(WORK INSTRUCTIONS): Find every line below that contains the string "Cubic" and copy each one. The match is case-sensitive.

(LISTED RECORDS):
##########

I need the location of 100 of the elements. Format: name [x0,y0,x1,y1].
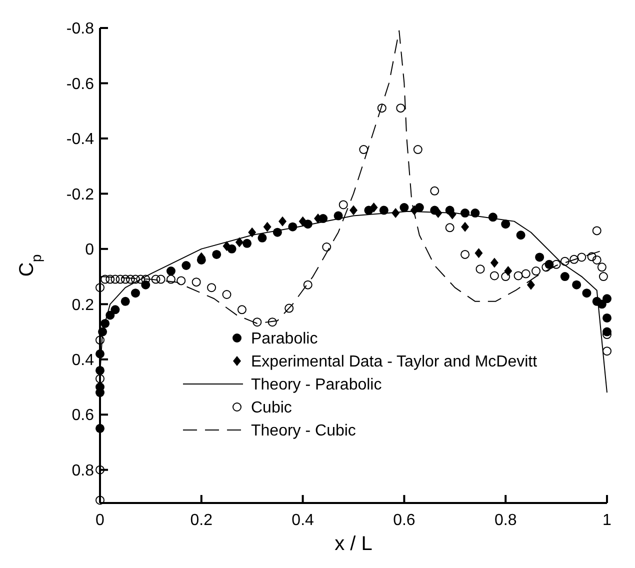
y-tick-label: 0.6 [72,407,94,424]
x-tick-label: 0.8 [494,512,517,529]
point [521,269,530,278]
point [430,186,440,196]
point [222,241,231,252]
y-tick-label: -0.2 [66,186,94,204]
legend-label: Cubic [251,400,292,417]
point [338,200,348,210]
point [602,313,612,322]
legend-label: Parabolic [251,330,318,348]
point [370,202,378,213]
point [560,256,570,266]
point [237,305,246,314]
point [592,255,602,264]
point [303,280,312,290]
point [130,274,140,284]
point [516,230,526,240]
point [263,222,272,232]
point [166,274,176,284]
y-tick-label: 0.2 [72,296,94,314]
point [278,216,287,226]
x-tick-label: 1 [602,512,612,529]
point [96,374,104,384]
point [298,216,307,226]
point [258,233,267,242]
point [268,318,277,327]
point [136,274,146,284]
point [242,238,252,248]
point [598,272,608,282]
point [532,266,541,276]
point [542,262,551,272]
point [560,272,570,282]
point [166,266,176,276]
point [126,274,135,284]
point [222,290,232,299]
point [192,278,201,287]
point [110,274,120,284]
point [413,145,422,154]
y-tick-label: -0.4 [66,131,94,148]
point [587,252,596,262]
point [120,274,130,284]
point [602,294,612,304]
x-tick-label: 0.6 [393,512,416,529]
point [100,274,110,284]
point [182,261,191,270]
point [577,252,586,262]
point [116,274,125,284]
point [130,288,140,298]
point [476,264,485,274]
point [156,274,166,284]
point [106,274,115,284]
x-tick-label: 0.2 [190,512,213,529]
legend-label: Theory - Cubic [251,422,356,440]
point [212,250,222,259]
point [461,222,470,232]
point [597,262,606,272]
point [526,280,535,290]
point [151,274,160,284]
point [501,272,510,282]
point [572,280,582,290]
point [96,496,104,505]
x-tick-label: 0 [96,512,105,529]
x-tick-label: 0.4 [292,512,314,529]
point [490,258,498,268]
point [96,336,104,345]
point [96,465,104,474]
point [445,223,454,232]
y-tick-label: 0.8 [72,462,94,480]
point [592,226,602,236]
point [252,318,262,327]
x-axis-title: x / L [334,533,372,555]
point [120,296,130,306]
y-tick-label: 0 [85,242,94,259]
point [396,104,406,113]
point [602,346,612,356]
point [235,237,244,248]
point [322,242,332,252]
point [570,254,579,264]
point [350,205,358,216]
point [110,305,120,314]
y-tick-label: -0.6 [66,76,94,93]
point [96,283,104,292]
point [514,271,523,280]
point [377,104,386,113]
point [552,260,561,269]
legend-label: Experimental Data - Taylor and McDevitt [251,354,538,371]
point [400,203,409,212]
point [582,288,592,298]
point [474,248,483,258]
y-tick-label: 0.4 [72,352,94,369]
point [490,271,499,280]
point [284,304,294,313]
legend-label: Theory - Parabolic [251,376,382,394]
point [359,145,368,154]
point [248,227,256,238]
point [460,250,470,259]
point [207,283,216,292]
point [176,276,186,286]
y-tick-label: -0.8 [66,20,94,38]
point [501,220,510,229]
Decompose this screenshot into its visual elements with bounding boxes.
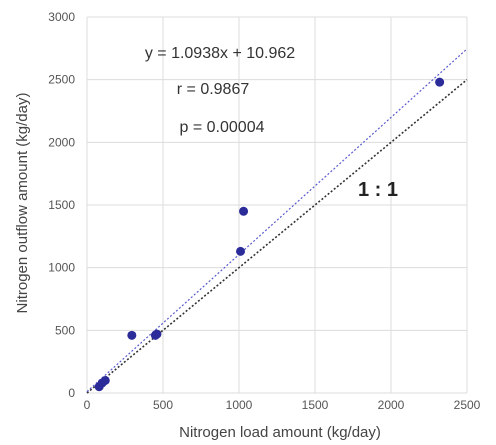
data-point (127, 330, 137, 340)
data-point (239, 206, 249, 216)
y-tick-label: 0 (68, 386, 75, 400)
regression-equation: y = 1.0938x + 10.962 (145, 45, 295, 62)
data-point (100, 375, 110, 385)
correlation-r: r = 0.9867 (177, 81, 250, 98)
fit-lines (86, 48, 468, 394)
x-tick-label: 2000 (378, 398, 405, 412)
regression-line (86, 48, 468, 393)
tick-labels: 0 500 1000 1500 2000 2500 0 500 1000 1500 2000 2500… (48, 10, 480, 412)
y-tick-label: 1500 (48, 198, 75, 212)
p-value: p = 0.00004 (180, 119, 265, 136)
y-tick-label: 1000 (48, 261, 75, 275)
grid-lines (86, 16, 468, 394)
data-points (94, 77, 445, 392)
x-tick-label: 1000 (226, 398, 253, 412)
data-point (236, 246, 246, 256)
y-axis-label: Nitrogen outflow amount (kg/day) (14, 93, 31, 314)
x-tick-label: 0 (84, 398, 91, 412)
y-tick-label: 500 (55, 323, 75, 337)
identity-line (86, 79, 468, 394)
data-point (152, 329, 162, 339)
x-axis-label: Nitrogen load amount (kg/day) (179, 424, 381, 441)
y-tick-label: 3000 (48, 10, 75, 24)
identity-line-label: 1 : 1 (358, 179, 398, 201)
x-tick-label: 500 (153, 398, 173, 412)
y-tick-label: 2500 (48, 73, 75, 87)
y-tick-label: 2000 (48, 135, 75, 149)
x-tick-label: 1500 (302, 398, 329, 412)
data-point (435, 77, 445, 87)
x-tick-label: 2500 (454, 398, 481, 412)
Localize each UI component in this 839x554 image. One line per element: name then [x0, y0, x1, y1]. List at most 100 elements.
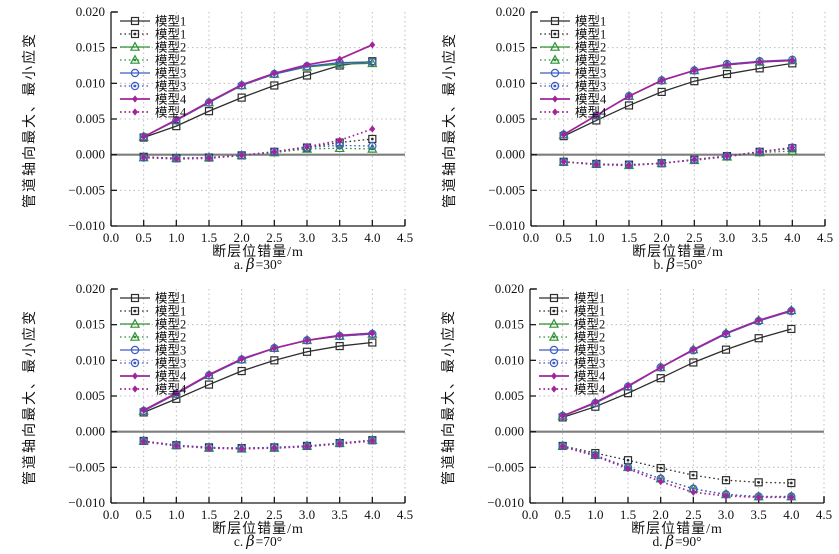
- svg-text:0.0: 0.0: [522, 507, 538, 522]
- chart-c: −0.010 −0.005 0.000 0.005 0.010 0.015 0.020 0.0…: [68, 281, 413, 522]
- svg-text:3.0: 3.0: [719, 230, 735, 245]
- svg-text:0.005: 0.005: [76, 388, 105, 403]
- x-axis-label: 断层位错量/m: [631, 522, 723, 537]
- svg-text:0.005: 0.005: [76, 111, 105, 126]
- svg-text:0.015: 0.015: [496, 40, 525, 55]
- svg-text:4.0: 4.0: [783, 507, 799, 522]
- svg-text:模型1: 模型1: [574, 305, 605, 319]
- svg-text:4.5: 4.5: [397, 507, 413, 522]
- svg-text:2.5: 2.5: [266, 507, 282, 522]
- svg-text:0.020: 0.020: [496, 4, 525, 19]
- svg-text:3.0: 3.0: [299, 507, 315, 522]
- svg-text:4.5: 4.5: [816, 507, 832, 522]
- svg-text:−0.005: −0.005: [68, 459, 105, 474]
- svg-text:0.005: 0.005: [496, 111, 525, 126]
- chart-b: −0.010 −0.005 0.000 0.005 0.010 0.015 0.020 0.0…: [488, 4, 833, 245]
- svg-text:模型3: 模型3: [155, 344, 186, 358]
- svg-text:0.5: 0.5: [136, 230, 152, 245]
- svg-text:0.005: 0.005: [495, 388, 524, 403]
- svg-text:1.5: 1.5: [621, 230, 637, 245]
- svg-text:0.0: 0.0: [523, 230, 539, 245]
- svg-text:模型1: 模型1: [155, 292, 186, 306]
- svg-text:模型4: 模型4: [155, 106, 187, 120]
- chart-d: −0.010 −0.005 0.000 0.005 0.010 0.015 0.020 0.0…: [487, 281, 832, 522]
- svg-text:模型3: 模型3: [574, 344, 605, 358]
- svg-text:3.0: 3.0: [299, 230, 315, 245]
- svg-text:模型1: 模型1: [155, 15, 186, 29]
- svg-text:模型3: 模型3: [155, 80, 186, 94]
- svg-text:模型3: 模型3: [155, 67, 186, 81]
- svg-text:2.0: 2.0: [654, 230, 670, 245]
- y-axis-label: 管道轴向最大、最小应变: [23, 32, 38, 208]
- svg-text:0.0: 0.0: [103, 507, 119, 522]
- svg-text:模型2: 模型2: [155, 54, 186, 68]
- y-axis-label: 管道轴向最大、最小应变: [442, 309, 457, 485]
- svg-text:1.5: 1.5: [201, 230, 217, 245]
- svg-text:3.5: 3.5: [332, 230, 348, 245]
- beta-symbol: β: [666, 257, 675, 273]
- svg-text:2.0: 2.0: [234, 507, 250, 522]
- svg-text:2.5: 2.5: [266, 230, 282, 245]
- panel-caption: d. β=90°: [530, 534, 824, 550]
- svg-text:1.0: 1.0: [168, 507, 184, 522]
- panel-caption: c. β=70°: [111, 534, 405, 550]
- caption-value: =70°: [255, 534, 283, 549]
- svg-text:−0.010: −0.010: [488, 218, 525, 233]
- panel-a: −0.010 −0.005 0.000 0.005 0.010 0.015 0.020 0.0…: [0, 0, 420, 277]
- svg-text:模型1: 模型1: [155, 28, 186, 42]
- svg-text:4.0: 4.0: [784, 230, 800, 245]
- svg-text:0.010: 0.010: [76, 75, 105, 90]
- svg-text:2.5: 2.5: [686, 230, 702, 245]
- x-axis-label: 断层位错量/m: [212, 522, 304, 537]
- svg-text:−0.010: −0.010: [68, 218, 105, 233]
- caption-value: =90°: [675, 534, 702, 549]
- svg-text:−0.005: −0.005: [68, 182, 105, 197]
- svg-text:模型2: 模型2: [155, 41, 186, 55]
- svg-text:模型4: 模型4: [575, 93, 607, 107]
- chart-a: −0.010 −0.005 0.000 0.005 0.010 0.015 0.020 0.0…: [68, 4, 413, 245]
- x-axis-label: 断层位错量/m: [212, 245, 304, 260]
- svg-text:模型3: 模型3: [574, 357, 605, 371]
- svg-text:1.0: 1.0: [587, 507, 603, 522]
- svg-text:4.5: 4.5: [817, 230, 833, 245]
- svg-text:模型4: 模型4: [155, 370, 187, 384]
- panel-c: −0.010 −0.005 0.000 0.005 0.010 0.015 0.020 0.0…: [0, 277, 420, 554]
- svg-text:模型4: 模型4: [155, 93, 187, 107]
- svg-text:0.5: 0.5: [555, 507, 571, 522]
- svg-text:2.5: 2.5: [685, 507, 701, 522]
- caption-index: b.: [653, 257, 664, 272]
- svg-text:模型2: 模型2: [155, 331, 186, 345]
- svg-text:模型1: 模型1: [574, 292, 605, 306]
- svg-text:0.5: 0.5: [556, 230, 572, 245]
- svg-text:0.0: 0.0: [103, 230, 119, 245]
- y-axis-label: 管道轴向最大、最小应变: [23, 309, 38, 485]
- svg-text:4.5: 4.5: [397, 230, 413, 245]
- svg-text:3.5: 3.5: [752, 230, 768, 245]
- svg-text:0.015: 0.015: [76, 40, 105, 55]
- beta-symbol: β: [665, 534, 674, 550]
- svg-text:模型2: 模型2: [155, 318, 186, 332]
- caption-index: c.: [233, 534, 244, 549]
- caption-index: a.: [233, 257, 244, 272]
- svg-text:模型1: 模型1: [575, 15, 606, 29]
- svg-text:模型4: 模型4: [575, 106, 607, 120]
- svg-text:0.020: 0.020: [76, 281, 105, 296]
- svg-text:1.5: 1.5: [620, 507, 636, 522]
- svg-text:0.020: 0.020: [76, 4, 105, 19]
- beta-symbol: β: [246, 534, 255, 550]
- svg-text:0.010: 0.010: [496, 75, 525, 90]
- svg-text:0.010: 0.010: [495, 352, 524, 367]
- svg-text:模型2: 模型2: [574, 331, 605, 345]
- svg-text:4.0: 4.0: [364, 507, 380, 522]
- svg-text:0.5: 0.5: [136, 507, 152, 522]
- svg-text:3.0: 3.0: [718, 507, 734, 522]
- svg-text:3.5: 3.5: [332, 507, 348, 522]
- svg-text:0.000: 0.000: [76, 147, 105, 162]
- svg-text:0.000: 0.000: [76, 424, 105, 439]
- y-axis-label: 管道轴向最大、最小应变: [443, 32, 458, 208]
- svg-text:2.0: 2.0: [234, 230, 250, 245]
- svg-text:模型1: 模型1: [575, 28, 606, 42]
- svg-text:1.5: 1.5: [201, 507, 217, 522]
- svg-text:1.0: 1.0: [588, 230, 604, 245]
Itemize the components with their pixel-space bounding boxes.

##########

(CORRECT ANSWER):
legend-label: Cubic [251,400,292,417]
legend-label: Theory - Cubic [251,422,356,440]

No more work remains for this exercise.